In the entries below, count every line with the word "Torus". Return only the count.

○ ○ ○ ○ ○ ○ ○

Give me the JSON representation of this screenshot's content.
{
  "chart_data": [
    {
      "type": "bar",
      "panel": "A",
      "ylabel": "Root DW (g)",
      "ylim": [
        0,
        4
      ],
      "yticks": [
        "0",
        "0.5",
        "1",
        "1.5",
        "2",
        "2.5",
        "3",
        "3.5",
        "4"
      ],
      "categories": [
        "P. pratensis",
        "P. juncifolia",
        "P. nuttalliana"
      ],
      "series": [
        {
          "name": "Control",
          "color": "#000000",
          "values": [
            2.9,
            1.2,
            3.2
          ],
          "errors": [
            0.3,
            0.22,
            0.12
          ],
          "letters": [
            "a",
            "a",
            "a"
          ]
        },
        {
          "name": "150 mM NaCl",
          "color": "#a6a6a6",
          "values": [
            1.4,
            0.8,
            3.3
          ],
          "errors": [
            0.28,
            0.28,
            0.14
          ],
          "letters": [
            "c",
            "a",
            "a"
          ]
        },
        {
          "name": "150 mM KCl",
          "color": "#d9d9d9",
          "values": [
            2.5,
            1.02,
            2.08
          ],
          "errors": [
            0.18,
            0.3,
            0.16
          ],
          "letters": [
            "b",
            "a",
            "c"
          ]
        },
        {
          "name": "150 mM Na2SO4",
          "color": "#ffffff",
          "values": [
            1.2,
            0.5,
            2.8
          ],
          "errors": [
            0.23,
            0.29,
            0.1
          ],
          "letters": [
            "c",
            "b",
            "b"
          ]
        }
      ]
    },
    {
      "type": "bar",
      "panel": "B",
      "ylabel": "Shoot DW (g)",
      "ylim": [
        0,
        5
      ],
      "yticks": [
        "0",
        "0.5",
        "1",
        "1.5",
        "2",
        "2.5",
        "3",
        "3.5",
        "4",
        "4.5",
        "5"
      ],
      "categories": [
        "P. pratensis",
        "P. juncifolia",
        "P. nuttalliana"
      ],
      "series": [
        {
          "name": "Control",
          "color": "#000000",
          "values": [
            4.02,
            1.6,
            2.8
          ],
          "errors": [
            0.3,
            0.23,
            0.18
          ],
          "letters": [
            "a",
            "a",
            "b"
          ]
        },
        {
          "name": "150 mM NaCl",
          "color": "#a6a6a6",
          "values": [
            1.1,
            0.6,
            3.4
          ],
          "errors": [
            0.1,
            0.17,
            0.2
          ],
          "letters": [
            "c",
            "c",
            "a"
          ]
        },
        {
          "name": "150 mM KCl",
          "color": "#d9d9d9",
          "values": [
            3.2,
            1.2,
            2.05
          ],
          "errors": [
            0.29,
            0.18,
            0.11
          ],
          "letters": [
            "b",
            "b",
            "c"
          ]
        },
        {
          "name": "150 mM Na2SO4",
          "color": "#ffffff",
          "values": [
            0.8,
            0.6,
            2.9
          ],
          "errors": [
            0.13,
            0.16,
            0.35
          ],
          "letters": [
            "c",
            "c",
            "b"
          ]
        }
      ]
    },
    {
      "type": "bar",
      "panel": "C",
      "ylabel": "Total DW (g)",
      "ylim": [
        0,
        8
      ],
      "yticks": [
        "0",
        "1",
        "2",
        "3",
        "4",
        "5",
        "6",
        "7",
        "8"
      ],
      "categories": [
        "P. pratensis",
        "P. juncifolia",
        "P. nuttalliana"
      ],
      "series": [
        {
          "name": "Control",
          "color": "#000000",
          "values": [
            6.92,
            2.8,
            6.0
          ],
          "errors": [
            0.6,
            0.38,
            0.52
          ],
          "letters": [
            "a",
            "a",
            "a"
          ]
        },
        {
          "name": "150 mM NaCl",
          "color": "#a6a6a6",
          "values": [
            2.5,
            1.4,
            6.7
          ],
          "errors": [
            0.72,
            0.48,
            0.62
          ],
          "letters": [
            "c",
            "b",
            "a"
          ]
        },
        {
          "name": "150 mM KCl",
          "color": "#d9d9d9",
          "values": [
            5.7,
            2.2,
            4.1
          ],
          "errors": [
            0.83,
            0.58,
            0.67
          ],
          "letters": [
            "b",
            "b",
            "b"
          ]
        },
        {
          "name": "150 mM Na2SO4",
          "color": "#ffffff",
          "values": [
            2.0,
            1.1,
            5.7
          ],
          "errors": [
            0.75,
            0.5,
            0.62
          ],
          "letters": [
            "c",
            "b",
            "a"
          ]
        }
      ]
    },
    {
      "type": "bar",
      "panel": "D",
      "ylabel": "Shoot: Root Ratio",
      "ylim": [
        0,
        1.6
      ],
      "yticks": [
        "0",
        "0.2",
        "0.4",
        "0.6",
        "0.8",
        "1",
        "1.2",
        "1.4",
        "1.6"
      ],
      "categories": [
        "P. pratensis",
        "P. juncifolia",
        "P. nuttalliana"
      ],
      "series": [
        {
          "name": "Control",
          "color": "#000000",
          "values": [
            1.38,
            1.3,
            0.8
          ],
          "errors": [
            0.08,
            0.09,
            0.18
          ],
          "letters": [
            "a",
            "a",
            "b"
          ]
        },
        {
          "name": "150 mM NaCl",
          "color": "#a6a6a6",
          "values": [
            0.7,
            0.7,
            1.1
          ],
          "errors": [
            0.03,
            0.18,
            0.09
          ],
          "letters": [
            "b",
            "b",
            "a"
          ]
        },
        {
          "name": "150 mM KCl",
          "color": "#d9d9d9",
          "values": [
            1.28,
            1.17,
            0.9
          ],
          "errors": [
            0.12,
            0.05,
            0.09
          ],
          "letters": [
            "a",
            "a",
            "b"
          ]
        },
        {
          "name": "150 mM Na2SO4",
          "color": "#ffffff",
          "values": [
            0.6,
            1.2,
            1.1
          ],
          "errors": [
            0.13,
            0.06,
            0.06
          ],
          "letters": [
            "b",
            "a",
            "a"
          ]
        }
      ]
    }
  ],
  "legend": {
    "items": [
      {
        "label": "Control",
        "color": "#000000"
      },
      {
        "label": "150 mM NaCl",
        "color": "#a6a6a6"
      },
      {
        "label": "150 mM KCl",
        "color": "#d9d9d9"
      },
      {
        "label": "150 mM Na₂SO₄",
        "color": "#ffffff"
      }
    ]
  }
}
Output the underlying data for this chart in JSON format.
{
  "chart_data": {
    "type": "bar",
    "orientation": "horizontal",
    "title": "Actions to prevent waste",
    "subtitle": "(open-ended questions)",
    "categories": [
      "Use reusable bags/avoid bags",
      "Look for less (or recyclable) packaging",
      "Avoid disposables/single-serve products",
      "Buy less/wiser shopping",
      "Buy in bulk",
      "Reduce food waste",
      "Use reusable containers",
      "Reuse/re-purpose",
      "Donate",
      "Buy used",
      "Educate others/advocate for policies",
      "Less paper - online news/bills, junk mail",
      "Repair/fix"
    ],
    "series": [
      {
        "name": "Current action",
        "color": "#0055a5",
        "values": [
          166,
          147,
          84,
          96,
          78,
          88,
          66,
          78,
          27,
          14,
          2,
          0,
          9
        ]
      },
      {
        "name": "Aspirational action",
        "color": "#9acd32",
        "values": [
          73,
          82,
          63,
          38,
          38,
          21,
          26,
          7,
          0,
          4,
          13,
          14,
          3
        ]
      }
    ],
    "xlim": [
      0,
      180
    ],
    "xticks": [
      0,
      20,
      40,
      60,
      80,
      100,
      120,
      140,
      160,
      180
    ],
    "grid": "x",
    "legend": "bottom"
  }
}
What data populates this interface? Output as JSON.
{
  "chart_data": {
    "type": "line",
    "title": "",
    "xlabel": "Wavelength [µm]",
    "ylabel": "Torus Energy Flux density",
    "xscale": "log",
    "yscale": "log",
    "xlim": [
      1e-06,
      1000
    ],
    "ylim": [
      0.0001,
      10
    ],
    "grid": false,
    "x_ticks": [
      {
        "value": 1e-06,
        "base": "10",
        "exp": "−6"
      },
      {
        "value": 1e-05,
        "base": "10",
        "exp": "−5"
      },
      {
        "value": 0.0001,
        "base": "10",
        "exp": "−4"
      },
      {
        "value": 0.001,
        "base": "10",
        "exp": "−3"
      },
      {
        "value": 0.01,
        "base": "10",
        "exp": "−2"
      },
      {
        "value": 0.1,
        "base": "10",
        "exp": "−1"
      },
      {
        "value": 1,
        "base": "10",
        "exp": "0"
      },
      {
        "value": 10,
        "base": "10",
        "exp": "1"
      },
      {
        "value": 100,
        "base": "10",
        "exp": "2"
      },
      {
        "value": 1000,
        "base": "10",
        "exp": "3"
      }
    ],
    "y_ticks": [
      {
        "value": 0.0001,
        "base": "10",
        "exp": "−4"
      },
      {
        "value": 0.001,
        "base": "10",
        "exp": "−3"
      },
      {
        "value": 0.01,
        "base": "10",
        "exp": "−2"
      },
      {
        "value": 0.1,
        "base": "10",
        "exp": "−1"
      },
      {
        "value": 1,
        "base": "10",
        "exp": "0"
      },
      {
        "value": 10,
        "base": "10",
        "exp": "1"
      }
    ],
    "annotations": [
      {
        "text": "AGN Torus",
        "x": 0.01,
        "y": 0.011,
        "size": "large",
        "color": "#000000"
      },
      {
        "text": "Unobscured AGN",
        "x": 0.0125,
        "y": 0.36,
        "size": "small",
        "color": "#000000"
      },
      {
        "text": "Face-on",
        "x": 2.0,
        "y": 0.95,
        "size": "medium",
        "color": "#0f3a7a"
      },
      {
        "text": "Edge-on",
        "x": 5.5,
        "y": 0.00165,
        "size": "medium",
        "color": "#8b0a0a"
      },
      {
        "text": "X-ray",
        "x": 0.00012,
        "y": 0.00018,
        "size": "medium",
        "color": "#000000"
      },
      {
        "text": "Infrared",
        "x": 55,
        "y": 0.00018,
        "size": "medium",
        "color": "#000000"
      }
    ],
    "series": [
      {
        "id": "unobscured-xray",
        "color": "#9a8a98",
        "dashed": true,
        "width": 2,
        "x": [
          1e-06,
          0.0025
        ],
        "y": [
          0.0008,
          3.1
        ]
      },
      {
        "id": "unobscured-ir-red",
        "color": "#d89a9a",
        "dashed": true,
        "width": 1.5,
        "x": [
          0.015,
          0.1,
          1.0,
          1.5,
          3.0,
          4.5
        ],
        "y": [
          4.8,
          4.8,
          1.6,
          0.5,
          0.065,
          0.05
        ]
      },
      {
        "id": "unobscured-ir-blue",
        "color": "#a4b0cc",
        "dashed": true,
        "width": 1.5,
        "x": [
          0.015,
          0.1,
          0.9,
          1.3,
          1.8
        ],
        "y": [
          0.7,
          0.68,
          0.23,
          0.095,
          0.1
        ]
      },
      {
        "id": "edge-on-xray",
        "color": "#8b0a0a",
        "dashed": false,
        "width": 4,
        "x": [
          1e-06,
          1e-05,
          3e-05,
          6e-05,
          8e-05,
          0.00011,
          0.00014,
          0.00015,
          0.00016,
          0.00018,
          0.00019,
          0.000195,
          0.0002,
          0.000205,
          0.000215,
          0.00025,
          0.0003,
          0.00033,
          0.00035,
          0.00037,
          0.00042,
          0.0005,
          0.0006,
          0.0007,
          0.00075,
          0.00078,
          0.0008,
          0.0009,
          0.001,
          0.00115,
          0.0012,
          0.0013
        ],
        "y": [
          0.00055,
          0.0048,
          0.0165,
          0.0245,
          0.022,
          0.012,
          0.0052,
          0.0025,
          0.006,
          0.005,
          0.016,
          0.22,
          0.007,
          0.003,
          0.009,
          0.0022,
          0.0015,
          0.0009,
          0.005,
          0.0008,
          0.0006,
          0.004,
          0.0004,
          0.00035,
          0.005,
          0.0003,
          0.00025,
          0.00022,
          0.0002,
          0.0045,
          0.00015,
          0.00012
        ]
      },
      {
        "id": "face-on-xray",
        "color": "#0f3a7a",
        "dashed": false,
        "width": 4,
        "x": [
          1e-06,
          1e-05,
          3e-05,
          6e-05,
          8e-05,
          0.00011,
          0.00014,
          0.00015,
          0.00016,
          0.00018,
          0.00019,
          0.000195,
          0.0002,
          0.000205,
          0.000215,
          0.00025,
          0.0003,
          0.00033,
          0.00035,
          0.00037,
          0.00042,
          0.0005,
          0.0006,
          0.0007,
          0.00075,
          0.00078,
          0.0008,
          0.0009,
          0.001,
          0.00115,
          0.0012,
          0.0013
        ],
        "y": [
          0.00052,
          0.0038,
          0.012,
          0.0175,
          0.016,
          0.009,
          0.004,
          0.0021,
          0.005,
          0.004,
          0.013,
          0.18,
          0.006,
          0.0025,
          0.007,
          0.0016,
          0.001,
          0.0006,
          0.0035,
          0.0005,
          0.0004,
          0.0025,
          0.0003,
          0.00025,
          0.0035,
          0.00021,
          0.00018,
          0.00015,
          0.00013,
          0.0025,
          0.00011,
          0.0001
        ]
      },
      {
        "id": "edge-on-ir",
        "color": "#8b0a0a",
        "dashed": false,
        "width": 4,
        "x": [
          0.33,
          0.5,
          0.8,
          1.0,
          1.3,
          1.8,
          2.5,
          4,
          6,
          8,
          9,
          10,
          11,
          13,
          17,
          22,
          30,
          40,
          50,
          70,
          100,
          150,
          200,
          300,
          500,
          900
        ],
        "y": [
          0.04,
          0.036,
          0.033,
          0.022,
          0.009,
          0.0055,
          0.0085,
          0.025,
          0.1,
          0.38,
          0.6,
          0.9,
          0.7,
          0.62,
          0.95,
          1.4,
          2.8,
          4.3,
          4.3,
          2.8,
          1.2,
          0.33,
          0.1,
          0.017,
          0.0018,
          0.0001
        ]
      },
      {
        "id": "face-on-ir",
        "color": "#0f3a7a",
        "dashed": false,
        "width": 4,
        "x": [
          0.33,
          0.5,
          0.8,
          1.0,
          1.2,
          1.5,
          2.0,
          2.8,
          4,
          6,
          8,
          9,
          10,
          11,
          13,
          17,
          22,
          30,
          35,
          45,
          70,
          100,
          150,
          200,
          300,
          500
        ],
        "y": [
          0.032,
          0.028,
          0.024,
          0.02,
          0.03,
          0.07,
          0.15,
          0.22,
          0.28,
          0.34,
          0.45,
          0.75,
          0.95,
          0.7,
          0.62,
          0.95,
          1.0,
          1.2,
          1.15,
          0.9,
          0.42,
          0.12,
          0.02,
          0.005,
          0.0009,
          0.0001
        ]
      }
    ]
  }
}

○ ○ ○ ○ ○ ○ ○

Task answer
2